-- TASK GOAL --
Search the listing for the string "drivers" and copy every line that contains it.

** Begin LISTED RECORDS **

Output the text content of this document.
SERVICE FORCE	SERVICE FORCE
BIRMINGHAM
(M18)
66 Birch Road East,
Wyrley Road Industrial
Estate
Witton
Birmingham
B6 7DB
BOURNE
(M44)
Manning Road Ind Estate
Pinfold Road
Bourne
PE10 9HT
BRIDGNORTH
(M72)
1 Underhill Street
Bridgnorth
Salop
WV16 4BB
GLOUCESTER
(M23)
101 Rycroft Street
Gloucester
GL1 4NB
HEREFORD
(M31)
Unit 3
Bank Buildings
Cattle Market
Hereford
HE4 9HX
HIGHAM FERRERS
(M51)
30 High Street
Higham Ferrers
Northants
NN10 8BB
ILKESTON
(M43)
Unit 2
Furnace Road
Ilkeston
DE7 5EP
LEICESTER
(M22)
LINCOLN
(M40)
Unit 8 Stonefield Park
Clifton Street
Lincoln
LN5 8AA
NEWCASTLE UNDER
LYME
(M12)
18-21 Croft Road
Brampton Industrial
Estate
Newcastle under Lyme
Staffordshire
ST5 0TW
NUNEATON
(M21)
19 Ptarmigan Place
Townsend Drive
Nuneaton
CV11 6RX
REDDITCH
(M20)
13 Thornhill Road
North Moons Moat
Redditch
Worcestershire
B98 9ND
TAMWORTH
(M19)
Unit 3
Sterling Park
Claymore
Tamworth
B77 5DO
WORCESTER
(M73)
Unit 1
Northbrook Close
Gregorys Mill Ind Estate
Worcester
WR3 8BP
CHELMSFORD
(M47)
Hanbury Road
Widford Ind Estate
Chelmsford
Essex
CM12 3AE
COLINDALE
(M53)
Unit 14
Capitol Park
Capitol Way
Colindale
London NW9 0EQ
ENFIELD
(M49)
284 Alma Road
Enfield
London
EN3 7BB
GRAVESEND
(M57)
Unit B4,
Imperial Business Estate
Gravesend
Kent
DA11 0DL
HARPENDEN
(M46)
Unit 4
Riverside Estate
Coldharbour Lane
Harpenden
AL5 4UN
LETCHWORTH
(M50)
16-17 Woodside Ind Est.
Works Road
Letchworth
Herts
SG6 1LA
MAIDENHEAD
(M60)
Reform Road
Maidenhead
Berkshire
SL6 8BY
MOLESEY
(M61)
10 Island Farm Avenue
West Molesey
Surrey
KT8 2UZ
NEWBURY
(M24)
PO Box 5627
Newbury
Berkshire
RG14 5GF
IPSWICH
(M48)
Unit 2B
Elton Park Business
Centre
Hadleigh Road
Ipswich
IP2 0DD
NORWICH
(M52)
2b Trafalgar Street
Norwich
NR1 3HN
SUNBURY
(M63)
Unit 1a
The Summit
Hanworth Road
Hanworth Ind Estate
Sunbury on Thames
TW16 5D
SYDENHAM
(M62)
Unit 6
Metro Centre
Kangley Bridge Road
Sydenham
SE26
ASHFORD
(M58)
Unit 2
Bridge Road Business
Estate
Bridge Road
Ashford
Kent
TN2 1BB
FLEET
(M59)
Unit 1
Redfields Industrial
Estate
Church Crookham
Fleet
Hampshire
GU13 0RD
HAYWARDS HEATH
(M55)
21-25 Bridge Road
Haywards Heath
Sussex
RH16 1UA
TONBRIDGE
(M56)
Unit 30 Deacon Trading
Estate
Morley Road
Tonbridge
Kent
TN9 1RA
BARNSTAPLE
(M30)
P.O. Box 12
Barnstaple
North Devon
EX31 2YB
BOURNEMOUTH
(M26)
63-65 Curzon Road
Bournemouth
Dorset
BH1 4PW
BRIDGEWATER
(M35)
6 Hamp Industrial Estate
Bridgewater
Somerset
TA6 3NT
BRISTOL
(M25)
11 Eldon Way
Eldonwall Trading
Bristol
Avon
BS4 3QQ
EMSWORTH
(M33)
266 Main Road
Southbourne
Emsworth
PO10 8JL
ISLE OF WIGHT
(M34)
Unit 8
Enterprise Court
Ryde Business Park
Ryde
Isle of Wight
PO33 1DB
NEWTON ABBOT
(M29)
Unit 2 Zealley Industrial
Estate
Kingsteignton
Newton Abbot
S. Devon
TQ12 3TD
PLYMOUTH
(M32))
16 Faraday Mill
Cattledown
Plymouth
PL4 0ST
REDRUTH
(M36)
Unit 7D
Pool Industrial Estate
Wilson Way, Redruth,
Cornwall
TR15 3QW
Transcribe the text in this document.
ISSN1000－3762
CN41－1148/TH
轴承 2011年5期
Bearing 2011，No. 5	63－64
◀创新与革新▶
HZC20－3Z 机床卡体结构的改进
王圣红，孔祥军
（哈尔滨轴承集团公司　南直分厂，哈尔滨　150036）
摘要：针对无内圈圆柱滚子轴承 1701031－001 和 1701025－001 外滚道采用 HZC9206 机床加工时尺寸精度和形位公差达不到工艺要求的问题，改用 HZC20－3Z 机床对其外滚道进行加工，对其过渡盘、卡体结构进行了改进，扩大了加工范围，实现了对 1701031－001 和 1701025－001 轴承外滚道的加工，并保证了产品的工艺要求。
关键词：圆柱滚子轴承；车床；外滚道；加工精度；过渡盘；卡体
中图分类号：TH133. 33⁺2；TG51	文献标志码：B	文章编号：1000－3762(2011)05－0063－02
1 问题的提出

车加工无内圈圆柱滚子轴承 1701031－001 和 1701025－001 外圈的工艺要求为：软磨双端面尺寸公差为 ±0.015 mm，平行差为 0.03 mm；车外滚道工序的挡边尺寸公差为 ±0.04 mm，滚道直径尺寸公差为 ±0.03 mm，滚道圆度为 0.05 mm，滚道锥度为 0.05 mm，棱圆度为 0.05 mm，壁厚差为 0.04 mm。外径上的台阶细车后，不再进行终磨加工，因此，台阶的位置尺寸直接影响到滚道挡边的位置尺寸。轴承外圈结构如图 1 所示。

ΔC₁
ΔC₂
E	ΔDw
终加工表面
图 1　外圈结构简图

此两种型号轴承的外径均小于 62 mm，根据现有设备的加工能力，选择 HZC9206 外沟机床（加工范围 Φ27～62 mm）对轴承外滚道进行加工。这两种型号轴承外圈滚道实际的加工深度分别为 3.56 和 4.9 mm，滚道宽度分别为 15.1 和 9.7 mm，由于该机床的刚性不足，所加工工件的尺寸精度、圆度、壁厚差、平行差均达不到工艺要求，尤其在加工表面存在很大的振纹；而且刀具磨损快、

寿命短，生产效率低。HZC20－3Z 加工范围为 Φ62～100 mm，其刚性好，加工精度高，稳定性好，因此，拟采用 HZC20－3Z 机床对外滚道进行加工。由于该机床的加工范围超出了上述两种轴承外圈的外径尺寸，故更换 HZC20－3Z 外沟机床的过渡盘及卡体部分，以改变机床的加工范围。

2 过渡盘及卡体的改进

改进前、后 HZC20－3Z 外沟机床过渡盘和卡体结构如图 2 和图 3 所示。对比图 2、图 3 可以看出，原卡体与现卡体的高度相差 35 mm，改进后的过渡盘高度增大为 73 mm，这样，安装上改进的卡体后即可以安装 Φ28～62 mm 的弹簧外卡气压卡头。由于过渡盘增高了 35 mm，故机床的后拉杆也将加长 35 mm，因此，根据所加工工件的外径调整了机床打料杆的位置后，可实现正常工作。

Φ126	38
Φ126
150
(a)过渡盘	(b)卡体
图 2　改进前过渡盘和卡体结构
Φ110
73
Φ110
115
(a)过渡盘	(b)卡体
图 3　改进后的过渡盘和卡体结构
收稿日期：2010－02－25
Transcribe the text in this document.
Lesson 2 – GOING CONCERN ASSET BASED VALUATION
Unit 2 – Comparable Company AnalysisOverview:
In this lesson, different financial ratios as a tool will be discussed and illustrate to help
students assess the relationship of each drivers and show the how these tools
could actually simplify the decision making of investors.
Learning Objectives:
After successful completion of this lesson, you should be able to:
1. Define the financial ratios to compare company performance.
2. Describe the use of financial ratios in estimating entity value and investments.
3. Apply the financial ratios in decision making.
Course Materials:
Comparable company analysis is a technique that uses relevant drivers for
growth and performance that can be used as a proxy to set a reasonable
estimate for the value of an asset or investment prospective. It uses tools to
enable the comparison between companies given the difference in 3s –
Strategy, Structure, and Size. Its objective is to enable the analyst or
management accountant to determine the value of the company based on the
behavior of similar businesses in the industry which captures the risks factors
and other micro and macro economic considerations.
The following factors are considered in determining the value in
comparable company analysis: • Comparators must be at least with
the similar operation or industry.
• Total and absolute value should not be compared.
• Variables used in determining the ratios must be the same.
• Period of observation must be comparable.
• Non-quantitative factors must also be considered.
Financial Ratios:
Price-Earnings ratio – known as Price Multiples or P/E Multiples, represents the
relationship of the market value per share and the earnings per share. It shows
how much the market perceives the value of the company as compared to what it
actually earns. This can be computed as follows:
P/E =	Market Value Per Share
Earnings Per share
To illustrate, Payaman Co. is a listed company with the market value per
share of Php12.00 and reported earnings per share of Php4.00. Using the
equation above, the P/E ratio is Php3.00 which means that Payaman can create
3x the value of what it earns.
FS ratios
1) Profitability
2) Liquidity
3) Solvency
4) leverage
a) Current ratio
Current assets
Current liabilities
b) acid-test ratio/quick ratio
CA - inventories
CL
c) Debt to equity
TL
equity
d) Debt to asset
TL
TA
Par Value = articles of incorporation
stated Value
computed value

** End LISTED RECORDS **

-- ANSWER BELOW --
students assess the relationship of each drivers and show the how these tools
Comparable company analysis is a technique that uses relevant drivers for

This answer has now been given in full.